> **What the exercise asks**
Extract each line containing the string "will".

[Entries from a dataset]
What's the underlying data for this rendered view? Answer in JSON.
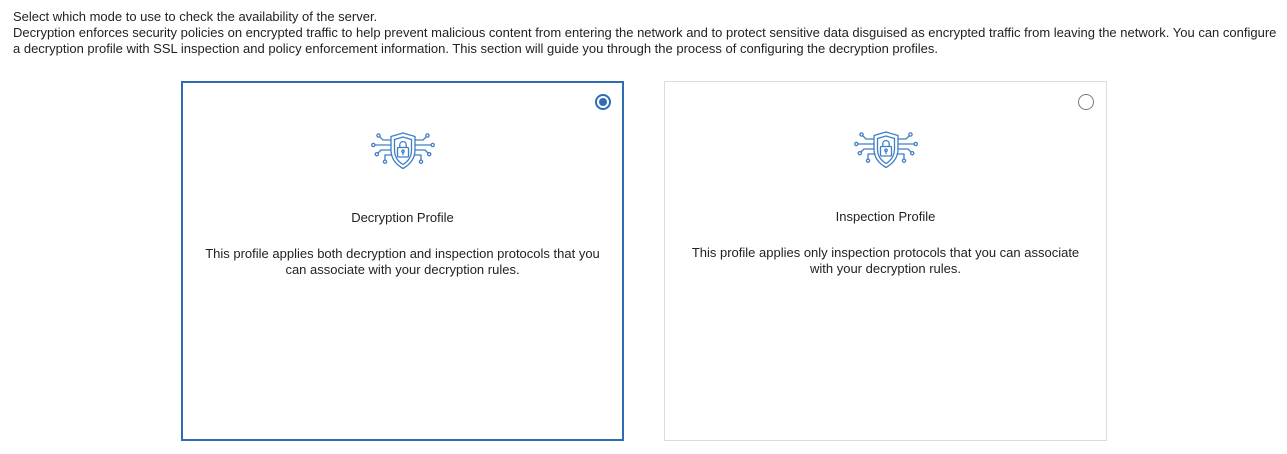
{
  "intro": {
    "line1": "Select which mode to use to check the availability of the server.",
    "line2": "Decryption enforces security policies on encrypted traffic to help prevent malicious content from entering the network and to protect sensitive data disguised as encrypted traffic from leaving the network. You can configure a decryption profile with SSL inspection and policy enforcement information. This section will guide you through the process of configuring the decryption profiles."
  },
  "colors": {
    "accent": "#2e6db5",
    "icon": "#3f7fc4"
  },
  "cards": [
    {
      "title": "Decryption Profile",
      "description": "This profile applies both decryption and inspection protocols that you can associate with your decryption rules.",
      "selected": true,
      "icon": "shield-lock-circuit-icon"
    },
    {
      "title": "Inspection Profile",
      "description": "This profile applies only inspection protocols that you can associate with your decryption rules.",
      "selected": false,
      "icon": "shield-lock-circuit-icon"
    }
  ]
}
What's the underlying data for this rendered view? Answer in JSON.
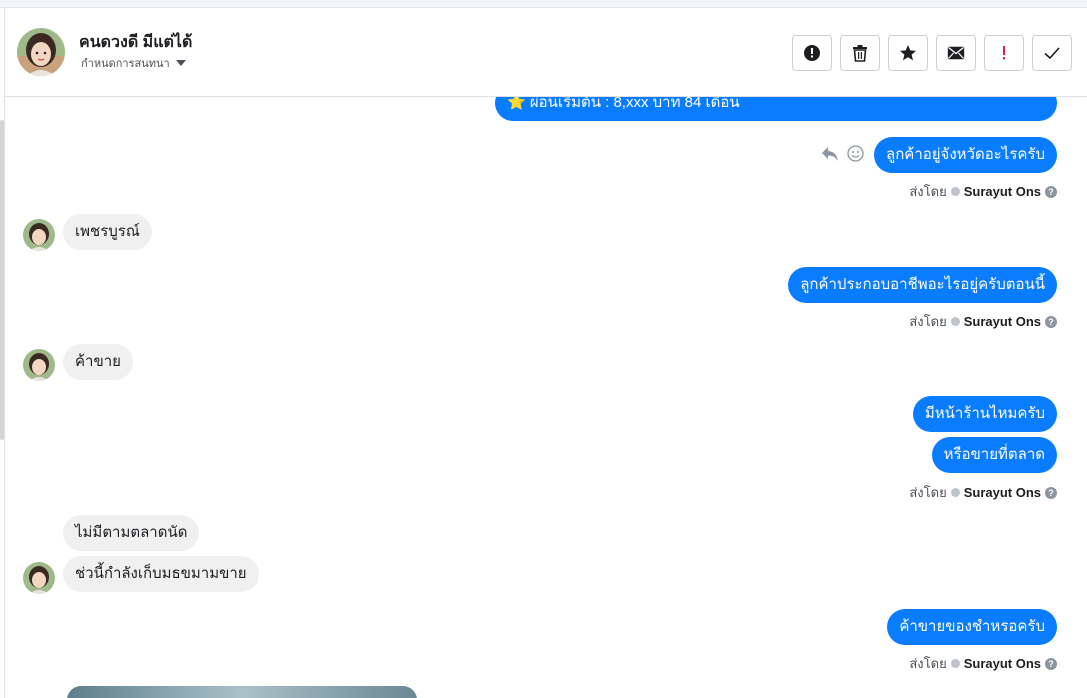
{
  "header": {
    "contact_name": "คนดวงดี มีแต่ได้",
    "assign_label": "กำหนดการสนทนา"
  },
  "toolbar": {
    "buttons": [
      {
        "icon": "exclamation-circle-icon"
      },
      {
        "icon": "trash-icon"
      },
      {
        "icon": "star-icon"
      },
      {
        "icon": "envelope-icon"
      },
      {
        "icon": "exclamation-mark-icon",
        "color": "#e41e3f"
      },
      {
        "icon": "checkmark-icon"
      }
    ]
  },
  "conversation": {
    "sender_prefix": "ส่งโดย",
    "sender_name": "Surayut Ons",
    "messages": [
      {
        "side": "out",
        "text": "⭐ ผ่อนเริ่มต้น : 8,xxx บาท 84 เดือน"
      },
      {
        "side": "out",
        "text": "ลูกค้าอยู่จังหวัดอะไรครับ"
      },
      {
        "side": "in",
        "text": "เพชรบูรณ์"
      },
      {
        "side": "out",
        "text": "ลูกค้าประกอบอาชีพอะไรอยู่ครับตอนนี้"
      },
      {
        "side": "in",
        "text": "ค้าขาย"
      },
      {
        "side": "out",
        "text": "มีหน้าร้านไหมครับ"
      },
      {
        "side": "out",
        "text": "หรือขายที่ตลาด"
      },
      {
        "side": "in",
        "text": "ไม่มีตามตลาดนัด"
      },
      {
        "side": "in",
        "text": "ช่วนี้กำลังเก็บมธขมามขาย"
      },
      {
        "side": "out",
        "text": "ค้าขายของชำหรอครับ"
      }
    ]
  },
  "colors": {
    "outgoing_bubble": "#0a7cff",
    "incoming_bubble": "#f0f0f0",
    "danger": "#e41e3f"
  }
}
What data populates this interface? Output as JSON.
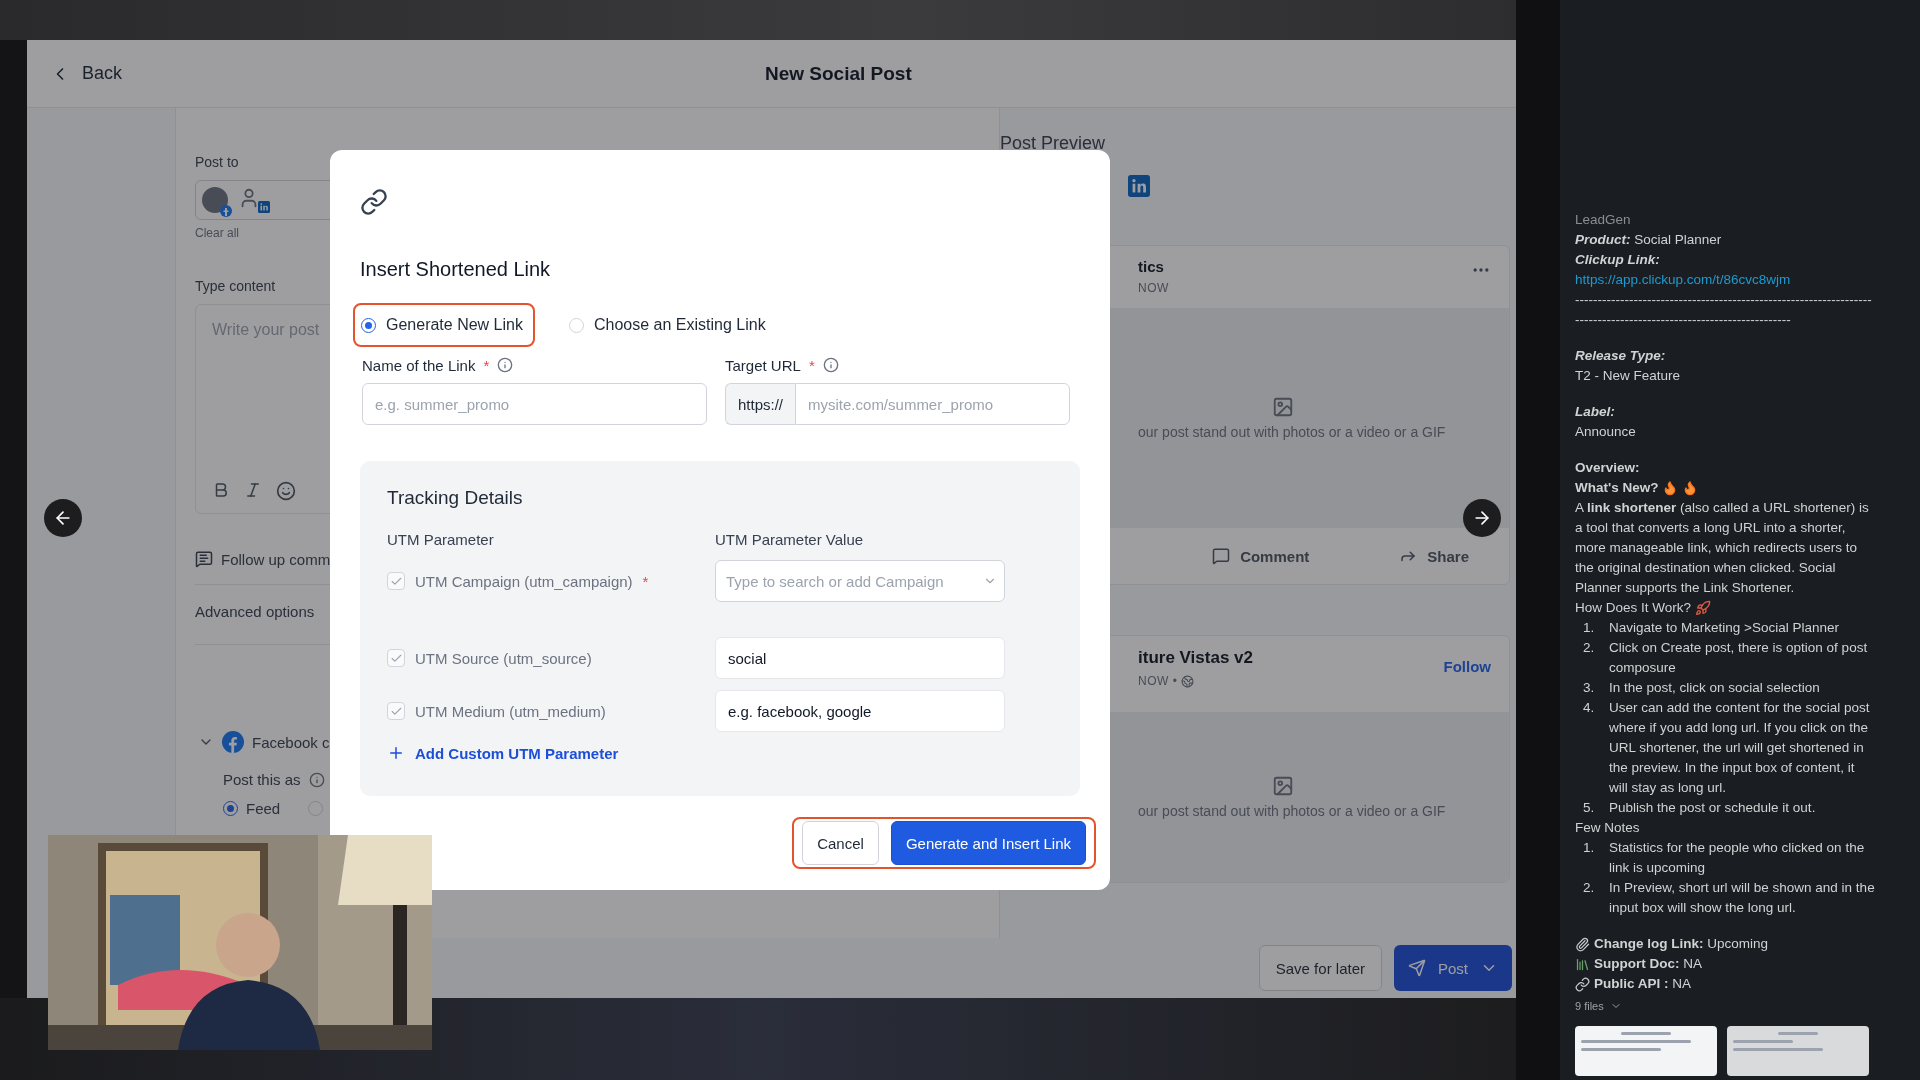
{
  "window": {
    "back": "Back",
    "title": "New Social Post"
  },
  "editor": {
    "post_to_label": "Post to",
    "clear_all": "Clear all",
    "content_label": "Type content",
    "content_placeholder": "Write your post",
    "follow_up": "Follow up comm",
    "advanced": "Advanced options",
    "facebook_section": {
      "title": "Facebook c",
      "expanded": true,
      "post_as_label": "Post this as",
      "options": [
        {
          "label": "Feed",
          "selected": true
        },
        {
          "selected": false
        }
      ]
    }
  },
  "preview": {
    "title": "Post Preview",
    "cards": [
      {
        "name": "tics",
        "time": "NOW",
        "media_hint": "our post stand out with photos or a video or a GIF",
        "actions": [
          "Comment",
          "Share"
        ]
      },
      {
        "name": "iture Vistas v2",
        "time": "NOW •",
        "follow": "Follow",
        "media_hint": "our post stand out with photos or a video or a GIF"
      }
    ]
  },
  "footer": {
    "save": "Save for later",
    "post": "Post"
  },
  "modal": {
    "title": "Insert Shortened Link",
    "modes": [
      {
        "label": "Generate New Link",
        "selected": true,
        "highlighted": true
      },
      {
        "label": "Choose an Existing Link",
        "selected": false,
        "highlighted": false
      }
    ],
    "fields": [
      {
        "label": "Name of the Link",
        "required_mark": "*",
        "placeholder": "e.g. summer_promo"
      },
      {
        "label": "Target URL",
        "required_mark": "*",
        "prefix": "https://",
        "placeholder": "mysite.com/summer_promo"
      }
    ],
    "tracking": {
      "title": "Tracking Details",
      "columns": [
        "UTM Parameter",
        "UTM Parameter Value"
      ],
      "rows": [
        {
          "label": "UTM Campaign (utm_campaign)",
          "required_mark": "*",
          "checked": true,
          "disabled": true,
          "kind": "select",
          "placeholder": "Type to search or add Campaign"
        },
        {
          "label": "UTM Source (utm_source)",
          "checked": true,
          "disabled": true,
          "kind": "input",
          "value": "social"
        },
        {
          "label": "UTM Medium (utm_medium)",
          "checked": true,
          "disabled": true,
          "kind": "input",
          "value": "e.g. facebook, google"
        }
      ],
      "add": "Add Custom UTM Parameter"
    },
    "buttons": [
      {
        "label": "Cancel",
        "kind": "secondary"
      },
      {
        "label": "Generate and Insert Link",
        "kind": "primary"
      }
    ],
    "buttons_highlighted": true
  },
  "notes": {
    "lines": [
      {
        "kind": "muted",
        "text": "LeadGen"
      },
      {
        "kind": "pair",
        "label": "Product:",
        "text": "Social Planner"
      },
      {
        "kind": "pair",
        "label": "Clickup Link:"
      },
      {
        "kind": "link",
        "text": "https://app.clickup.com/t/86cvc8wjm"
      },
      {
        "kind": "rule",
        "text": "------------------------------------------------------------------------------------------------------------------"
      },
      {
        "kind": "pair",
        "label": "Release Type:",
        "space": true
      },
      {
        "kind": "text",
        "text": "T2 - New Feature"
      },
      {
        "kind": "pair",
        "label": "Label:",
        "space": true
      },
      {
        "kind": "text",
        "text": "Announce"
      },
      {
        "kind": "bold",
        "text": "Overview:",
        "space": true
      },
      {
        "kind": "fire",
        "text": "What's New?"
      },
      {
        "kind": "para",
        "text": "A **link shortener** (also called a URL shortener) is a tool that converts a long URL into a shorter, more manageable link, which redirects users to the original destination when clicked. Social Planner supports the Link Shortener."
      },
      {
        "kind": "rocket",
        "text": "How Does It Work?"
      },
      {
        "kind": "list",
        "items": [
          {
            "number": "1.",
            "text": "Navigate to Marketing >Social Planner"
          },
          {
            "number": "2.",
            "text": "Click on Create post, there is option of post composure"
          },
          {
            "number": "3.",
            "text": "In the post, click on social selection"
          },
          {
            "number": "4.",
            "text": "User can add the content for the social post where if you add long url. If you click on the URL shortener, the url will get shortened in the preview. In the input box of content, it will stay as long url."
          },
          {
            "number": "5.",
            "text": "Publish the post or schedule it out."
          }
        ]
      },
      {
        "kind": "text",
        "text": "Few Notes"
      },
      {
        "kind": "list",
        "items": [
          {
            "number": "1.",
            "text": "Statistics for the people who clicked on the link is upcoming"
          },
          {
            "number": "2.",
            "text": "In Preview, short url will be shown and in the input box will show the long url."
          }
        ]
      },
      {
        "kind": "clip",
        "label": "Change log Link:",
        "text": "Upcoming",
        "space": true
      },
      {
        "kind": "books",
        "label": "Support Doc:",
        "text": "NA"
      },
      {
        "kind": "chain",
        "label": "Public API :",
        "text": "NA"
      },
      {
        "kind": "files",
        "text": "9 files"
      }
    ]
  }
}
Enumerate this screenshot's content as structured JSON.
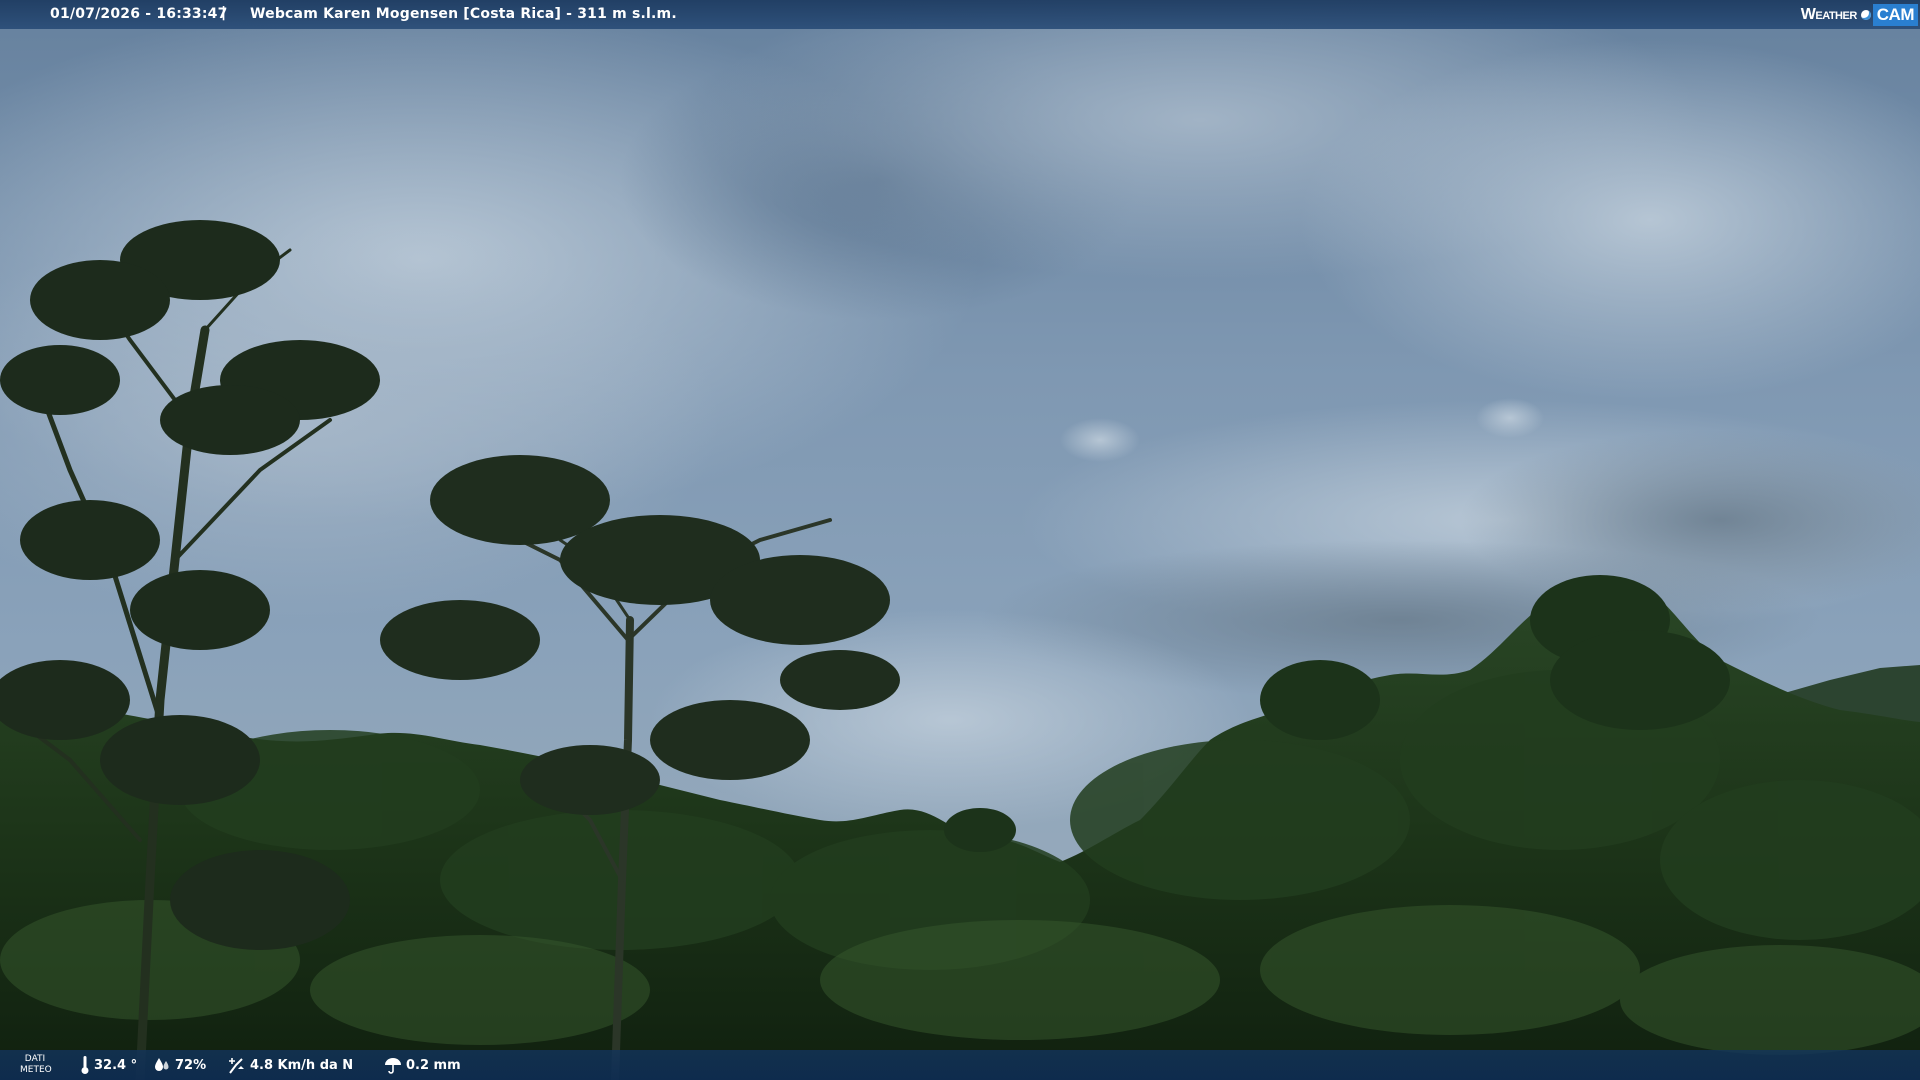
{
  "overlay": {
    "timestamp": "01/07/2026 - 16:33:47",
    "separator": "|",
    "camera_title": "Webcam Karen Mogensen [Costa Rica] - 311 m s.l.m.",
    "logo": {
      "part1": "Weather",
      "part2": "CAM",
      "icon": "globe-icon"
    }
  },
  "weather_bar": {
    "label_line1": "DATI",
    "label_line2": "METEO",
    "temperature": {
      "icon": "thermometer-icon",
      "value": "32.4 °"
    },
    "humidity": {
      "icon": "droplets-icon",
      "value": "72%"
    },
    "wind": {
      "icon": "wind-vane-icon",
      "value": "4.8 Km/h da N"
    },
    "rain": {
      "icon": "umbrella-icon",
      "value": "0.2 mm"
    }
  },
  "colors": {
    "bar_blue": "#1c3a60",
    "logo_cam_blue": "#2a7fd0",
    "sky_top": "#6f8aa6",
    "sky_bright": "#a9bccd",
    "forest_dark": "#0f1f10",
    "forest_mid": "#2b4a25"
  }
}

> **Exercise answer**
    "line2": "Decryption enforces security policies on encrypted traffic to help prevent malicious content from entering the network and to protect sensitive data disguised as encrypted traffic from leaving the network. You can configure a decryption profile with SSL inspection and policy enforcement information. This section will guide you through the process of configuring the decryption profiles."
            "text": "User can add the content for the social post where if you add long url. If you click on the URL shortener, the url will get shortened in the preview. In the input box of content, it will stay as long url."
            "text": "In Preview, short url will be shown and in the input box will show the long url."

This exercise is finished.